■ Task to carry out:
Copy all the entries word for word, but omit the pictures.

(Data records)

— Start —

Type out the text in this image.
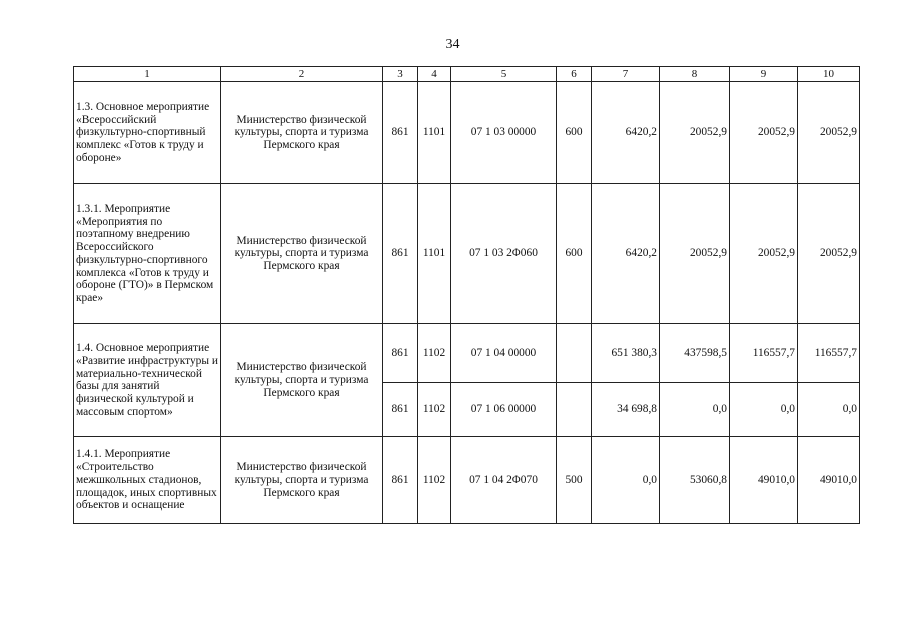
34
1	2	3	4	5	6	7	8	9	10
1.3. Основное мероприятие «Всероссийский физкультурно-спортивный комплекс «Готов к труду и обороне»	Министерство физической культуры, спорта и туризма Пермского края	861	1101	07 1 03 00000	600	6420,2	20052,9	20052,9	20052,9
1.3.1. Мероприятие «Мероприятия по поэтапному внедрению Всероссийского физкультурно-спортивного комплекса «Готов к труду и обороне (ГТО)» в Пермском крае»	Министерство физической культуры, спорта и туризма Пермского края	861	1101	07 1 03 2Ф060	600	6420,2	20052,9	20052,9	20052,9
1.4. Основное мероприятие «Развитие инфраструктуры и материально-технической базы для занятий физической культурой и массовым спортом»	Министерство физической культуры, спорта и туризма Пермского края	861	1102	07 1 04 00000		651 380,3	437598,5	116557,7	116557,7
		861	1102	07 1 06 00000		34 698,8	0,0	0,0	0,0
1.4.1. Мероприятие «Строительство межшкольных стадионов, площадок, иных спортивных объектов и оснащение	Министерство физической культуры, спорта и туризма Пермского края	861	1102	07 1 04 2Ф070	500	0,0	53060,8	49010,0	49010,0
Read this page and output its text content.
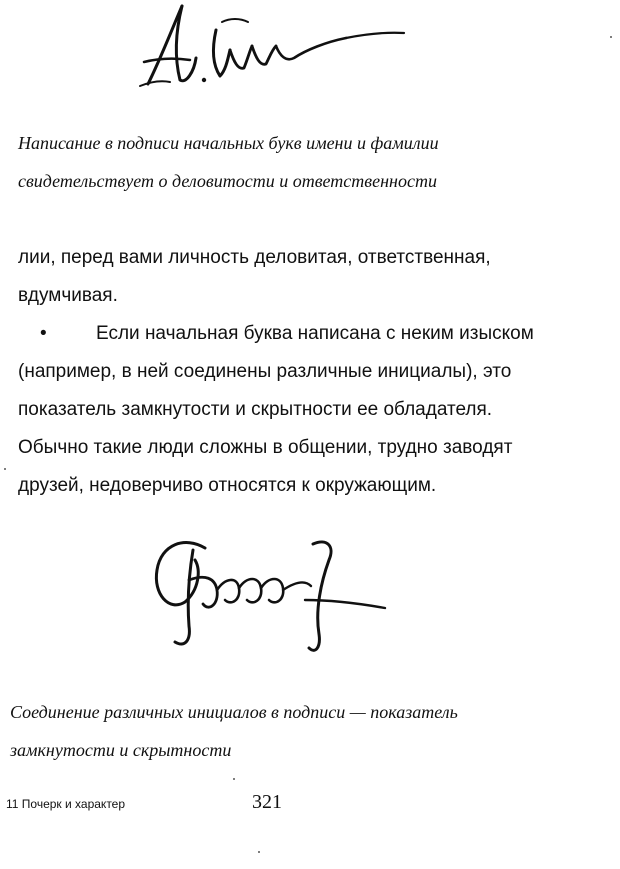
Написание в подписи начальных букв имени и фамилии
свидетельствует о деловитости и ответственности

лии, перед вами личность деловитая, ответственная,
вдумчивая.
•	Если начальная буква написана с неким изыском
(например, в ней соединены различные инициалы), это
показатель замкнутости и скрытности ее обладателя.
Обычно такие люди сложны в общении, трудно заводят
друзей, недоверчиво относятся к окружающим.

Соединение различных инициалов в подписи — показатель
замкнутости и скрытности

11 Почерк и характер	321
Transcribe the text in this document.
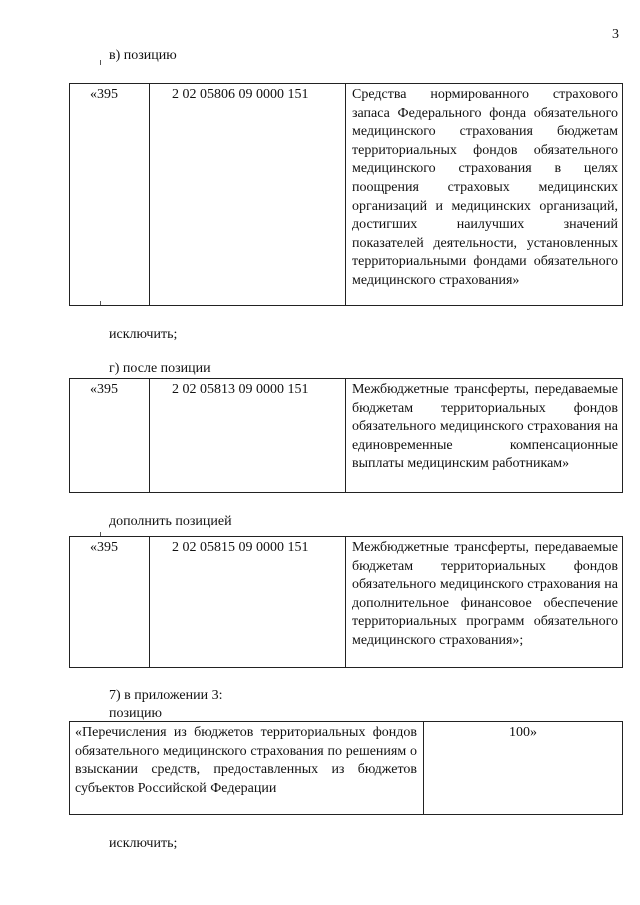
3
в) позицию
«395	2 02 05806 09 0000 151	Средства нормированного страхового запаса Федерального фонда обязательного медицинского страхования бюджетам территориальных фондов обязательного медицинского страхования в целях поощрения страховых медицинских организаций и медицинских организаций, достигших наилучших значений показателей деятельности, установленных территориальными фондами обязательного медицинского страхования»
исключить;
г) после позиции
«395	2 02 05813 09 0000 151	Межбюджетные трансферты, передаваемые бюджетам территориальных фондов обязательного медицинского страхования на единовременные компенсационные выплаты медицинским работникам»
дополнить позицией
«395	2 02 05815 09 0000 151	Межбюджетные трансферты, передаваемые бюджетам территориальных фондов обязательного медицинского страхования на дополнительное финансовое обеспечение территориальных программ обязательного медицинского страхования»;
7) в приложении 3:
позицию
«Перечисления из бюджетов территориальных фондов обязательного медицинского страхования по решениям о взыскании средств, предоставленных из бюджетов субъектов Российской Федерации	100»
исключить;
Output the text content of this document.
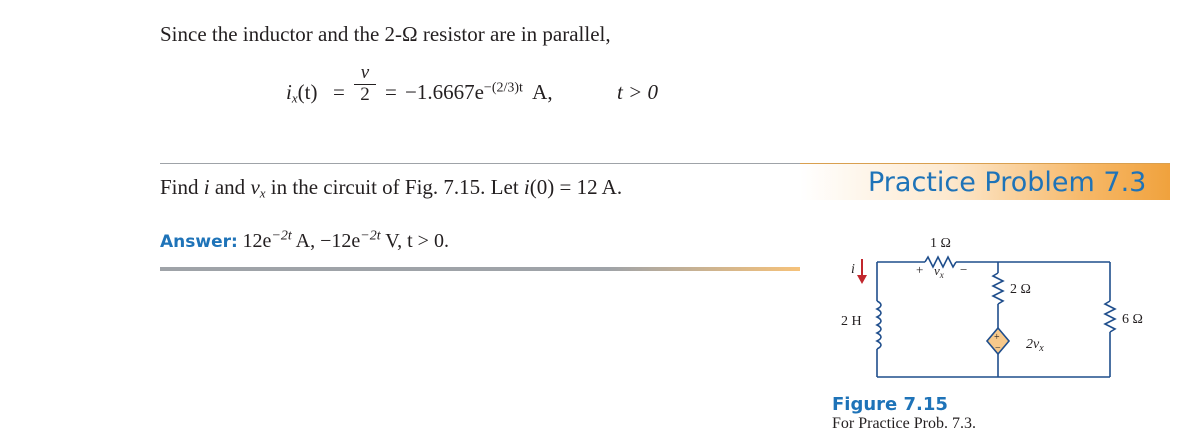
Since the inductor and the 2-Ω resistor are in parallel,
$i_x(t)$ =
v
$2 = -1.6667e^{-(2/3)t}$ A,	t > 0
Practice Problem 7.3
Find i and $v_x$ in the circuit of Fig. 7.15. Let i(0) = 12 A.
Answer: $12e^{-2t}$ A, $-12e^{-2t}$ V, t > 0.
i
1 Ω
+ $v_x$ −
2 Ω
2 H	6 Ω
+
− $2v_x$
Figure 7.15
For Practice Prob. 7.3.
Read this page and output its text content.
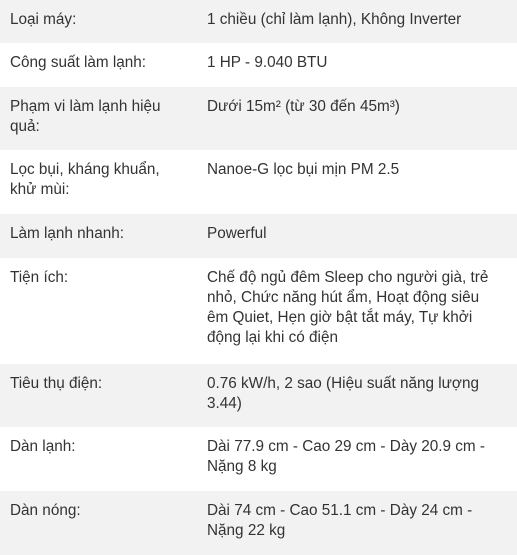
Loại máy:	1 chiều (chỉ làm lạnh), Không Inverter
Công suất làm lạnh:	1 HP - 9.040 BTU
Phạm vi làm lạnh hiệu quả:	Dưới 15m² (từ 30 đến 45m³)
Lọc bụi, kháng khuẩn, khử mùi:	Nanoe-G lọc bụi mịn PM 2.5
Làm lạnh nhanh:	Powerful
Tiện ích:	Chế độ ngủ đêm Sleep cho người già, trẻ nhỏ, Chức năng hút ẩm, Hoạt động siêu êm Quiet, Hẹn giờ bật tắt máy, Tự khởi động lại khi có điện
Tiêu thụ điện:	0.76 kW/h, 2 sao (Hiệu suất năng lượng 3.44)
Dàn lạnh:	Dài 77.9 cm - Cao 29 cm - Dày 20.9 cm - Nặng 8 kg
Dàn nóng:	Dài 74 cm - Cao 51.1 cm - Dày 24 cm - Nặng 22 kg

— End —

■ Task result:
Type out the text in this image.
34
1	2	3	4	5	6	7	8	9	10
1.3. Основное мероприятие «Всероссийский физкультурно-спортивный комплекс «Готов к труду и обороне»	Министерство физической культуры, спорта и туризма Пермского края	861	1101	07 1 03 00000	600	6420,2	20052,9	20052,9	20052,9
1.3.1. Мероприятие «Мероприятия по поэтапному внедрению Всероссийского физкультурно-спортивного комплекса «Готов к труду и обороне (ГТО)» в Пермском крае»	Министерство физической культуры, спорта и туризма Пермского края	861	1101	07 1 03 2Ф060	600	6420,2	20052,9	20052,9	20052,9
1.4. Основное мероприятие «Развитие инфраструктуры и материально-технической базы для занятий физической культурой и массовым спортом»	Министерство физической культуры, спорта и туризма Пермского края	861	1102	07 1 04 00000		651 380,3	437598,5	116557,7	116557,7
		861	1102	07 1 06 00000		34 698,8	0,0	0,0	0,0
1.4.1. Мероприятие «Строительство межшкольных стадионов, площадок, иных спортивных объектов и оснащение	Министерство физической культуры, спорта и туризма Пермского края	861	1102	07 1 04 2Ф070	500	0,0	53060,8	49010,0	49010,0
Read this page and output its text content.
Написание в подписи начальных букв имени и фамилии
свидетельствует о деловитости и ответственности

лии, перед вами личность деловитая, ответственная,
вдумчивая.
•	Если начальная буква написана с неким изыском
(например, в ней соединены различные инициалы), это
показатель замкнутости и скрытности ее обладателя.
Обычно такие люди сложны в общении, трудно заводят
друзей, недоверчиво относятся к окружающим.

Соединение различных инициалов в подписи — показатель
замкнутости и скрытности

11 Почерк и характер	321
Transcribe the text in this document.
3
в) позицию
«395	2 02 05806 09 0000 151	Средства нормированного страхового запаса Федерального фонда обязательного медицинского страхования бюджетам территориальных фондов обязательного медицинского страхования в целях поощрения страховых медицинских организаций и медицинских организаций, достигших наилучших значений показателей деятельности, установленных территориальными фондами обязательного медицинского страхования»
исключить;
г) после позиции
«395	2 02 05813 09 0000 151	Межбюджетные трансферты, передаваемые бюджетам территориальных фондов обязательного медицинского страхования на единовременные компенсационные выплаты медицинским работникам»
дополнить позицией
«395	2 02 05815 09 0000 151	Межбюджетные трансферты, передаваемые бюджетам территориальных фондов обязательного медицинского страхования на дополнительное финансовое обеспечение территориальных программ обязательного медицинского страхования»;
7) в приложении 3:
позицию
«Перечисления из бюджетов территориальных фондов обязательного медицинского страхования по решениям о взыскании средств, предоставленных из бюджетов субъектов Российской Федерации	100»
исключить;
Output the text content of this document.
Since the inductor and the 2-Ω resistor are in parallel,
$i_x(t)$ =
v
$2 = -1.6667e^{-(2/3)t}$ A,	t > 0
Practice Problem 7.3
Find i and $v_x$ in the circuit of Fig. 7.15. Let i(0) = 12 A.
Answer: $12e^{-2t}$ A, $-12e^{-2t}$ V, t > 0.
i
1 Ω
+ $v_x$ −
2 Ω
2 H	6 Ω
+
− $2v_x$
Figure 7.15
For Practice Prob. 7.3.
Read this page and output its text content.
Loại máy:	1 chiều (chỉ làm lạnh), Không Inverter
Công suất làm lạnh:	1 HP - 9.040 BTU
Phạm vi làm lạnh hiệu quả:	Dưới 15m² (từ 30 đến 45m³)
Lọc bụi, kháng khuẩn, khử mùi:	Nanoe-G lọc bụi mịn PM 2.5
Làm lạnh nhanh:	Powerful
Tiện ích:	Chế độ ngủ đêm Sleep cho người già, trẻ nhỏ, Chức năng hút ẩm, Hoạt động siêu êm Quiet, Hẹn giờ bật tắt máy, Tự khởi động lại khi có điện
Tiêu thụ điện:	0.76 kW/h, 2 sao (Hiệu suất năng lượng 3.44)
Dàn lạnh:	Dài 77.9 cm - Cao 29 cm - Dày 20.9 cm - Nặng 8 kg
Dàn nóng:	Dài 74 cm - Cao 51.1 cm - Dày 24 cm - Nặng 22 kg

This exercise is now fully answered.